• [YOUR OBJECTIVE]:
Repeat the data word for word. Do not include the pictures.

-- start TASK INPUTS --

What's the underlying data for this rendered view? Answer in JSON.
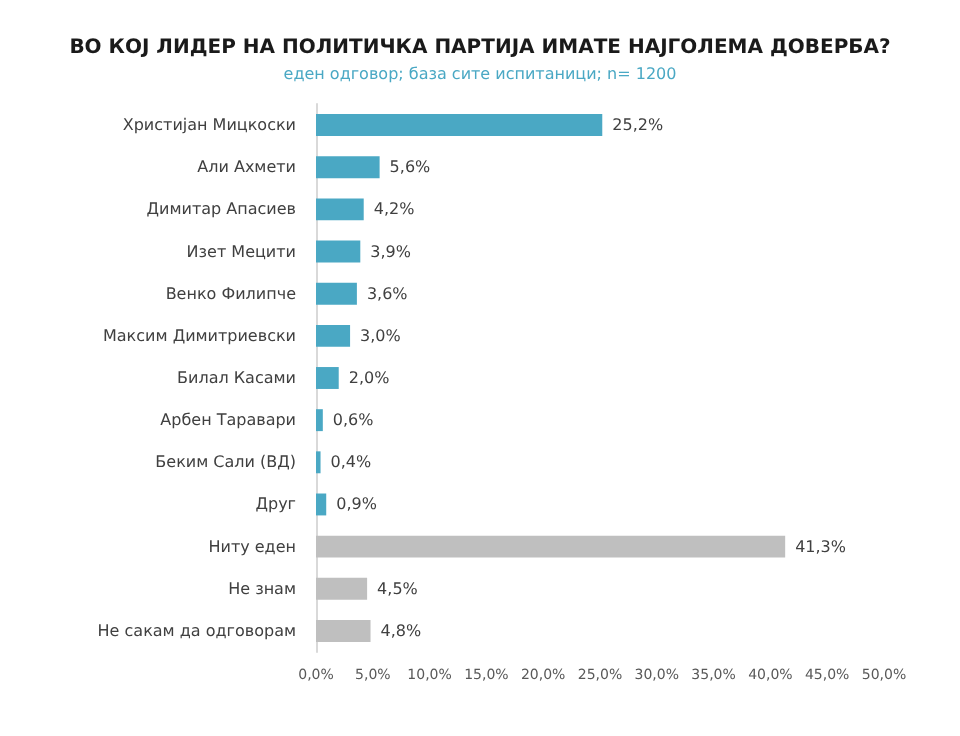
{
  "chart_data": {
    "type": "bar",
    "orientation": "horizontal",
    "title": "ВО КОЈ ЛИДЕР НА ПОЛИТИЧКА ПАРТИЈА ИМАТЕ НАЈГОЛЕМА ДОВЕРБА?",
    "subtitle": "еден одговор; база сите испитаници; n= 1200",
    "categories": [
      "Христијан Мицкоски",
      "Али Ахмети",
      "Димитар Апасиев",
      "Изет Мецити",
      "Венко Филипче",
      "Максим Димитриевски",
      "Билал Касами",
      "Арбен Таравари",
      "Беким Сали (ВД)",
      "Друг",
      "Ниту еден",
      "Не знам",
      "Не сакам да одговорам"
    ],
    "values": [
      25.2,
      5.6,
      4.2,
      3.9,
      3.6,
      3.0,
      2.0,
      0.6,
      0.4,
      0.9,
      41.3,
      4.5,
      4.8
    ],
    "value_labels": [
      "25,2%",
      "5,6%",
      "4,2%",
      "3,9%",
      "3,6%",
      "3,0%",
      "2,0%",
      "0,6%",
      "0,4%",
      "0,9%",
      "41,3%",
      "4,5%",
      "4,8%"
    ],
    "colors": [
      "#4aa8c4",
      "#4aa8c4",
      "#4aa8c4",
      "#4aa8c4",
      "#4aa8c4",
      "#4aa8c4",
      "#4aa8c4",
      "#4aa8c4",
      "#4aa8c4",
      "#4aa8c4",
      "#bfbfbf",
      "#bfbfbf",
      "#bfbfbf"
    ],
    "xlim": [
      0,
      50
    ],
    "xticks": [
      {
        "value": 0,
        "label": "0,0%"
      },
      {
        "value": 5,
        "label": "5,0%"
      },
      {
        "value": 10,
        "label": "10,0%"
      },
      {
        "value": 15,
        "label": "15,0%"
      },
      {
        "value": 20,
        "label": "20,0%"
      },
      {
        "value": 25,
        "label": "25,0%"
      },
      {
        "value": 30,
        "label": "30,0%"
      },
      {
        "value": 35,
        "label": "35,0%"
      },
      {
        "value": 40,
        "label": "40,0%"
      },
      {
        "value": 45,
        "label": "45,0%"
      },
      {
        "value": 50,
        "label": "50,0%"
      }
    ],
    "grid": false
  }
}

-- end TASK INPUTS --

• [SOLVED EXERCISE]:
What's the underlying data for this rendered view? Answer in JSON.
{
  "chart_data": {
    "type": "bar",
    "orientation": "horizontal",
    "title": "ВО КОЈ ЛИДЕР НА ПОЛИТИЧКА ПАРТИЈА ИМАТЕ НАЈГОЛЕМА ДОВЕРБА?",
    "subtitle": "еден одговор; база сите испитаници; n= 1200",
    "categories": [
      "Христијан Мицкоски",
      "Али Ахмети",
      "Димитар Апасиев",
      "Изет Мецити",
      "Венко Филипче",
      "Максим Димитриевски",
      "Билал Касами",
      "Арбен Таравари",
      "Беким Сали (ВД)",
      "Друг",
      "Ниту еден",
      "Не знам",
      "Не сакам да одговорам"
    ],
    "values": [
      25.2,
      5.6,
      4.2,
      3.9,
      3.6,
      3.0,
      2.0,
      0.6,
      0.4,
      0.9,
      41.3,
      4.5,
      4.8
    ],
    "value_labels": [
      "25,2%",
      "5,6%",
      "4,2%",
      "3,9%",
      "3,6%",
      "3,0%",
      "2,0%",
      "0,6%",
      "0,4%",
      "0,9%",
      "41,3%",
      "4,5%",
      "4,8%"
    ],
    "colors": [
      "#4aa8c4",
      "#4aa8c4",
      "#4aa8c4",
      "#4aa8c4",
      "#4aa8c4",
      "#4aa8c4",
      "#4aa8c4",
      "#4aa8c4",
      "#4aa8c4",
      "#4aa8c4",
      "#bfbfbf",
      "#bfbfbf",
      "#bfbfbf"
    ],
    "xlim": [
      0,
      50
    ],
    "xticks": [
      {
        "value": 0,
        "label": "0,0%"
      },
      {
        "value": 5,
        "label": "5,0%"
      },
      {
        "value": 10,
        "label": "10,0%"
      },
      {
        "value": 15,
        "label": "15,0%"
      },
      {
        "value": 20,
        "label": "20,0%"
      },
      {
        "value": 25,
        "label": "25,0%"
      },
      {
        "value": 30,
        "label": "30,0%"
      },
      {
        "value": 35,
        "label": "35,0%"
      },
      {
        "value": 40,
        "label": "40,0%"
      },
      {
        "value": 45,
        "label": "45,0%"
      },
      {
        "value": 50,
        "label": "50,0%"
      }
    ],
    "grid": false
  }
}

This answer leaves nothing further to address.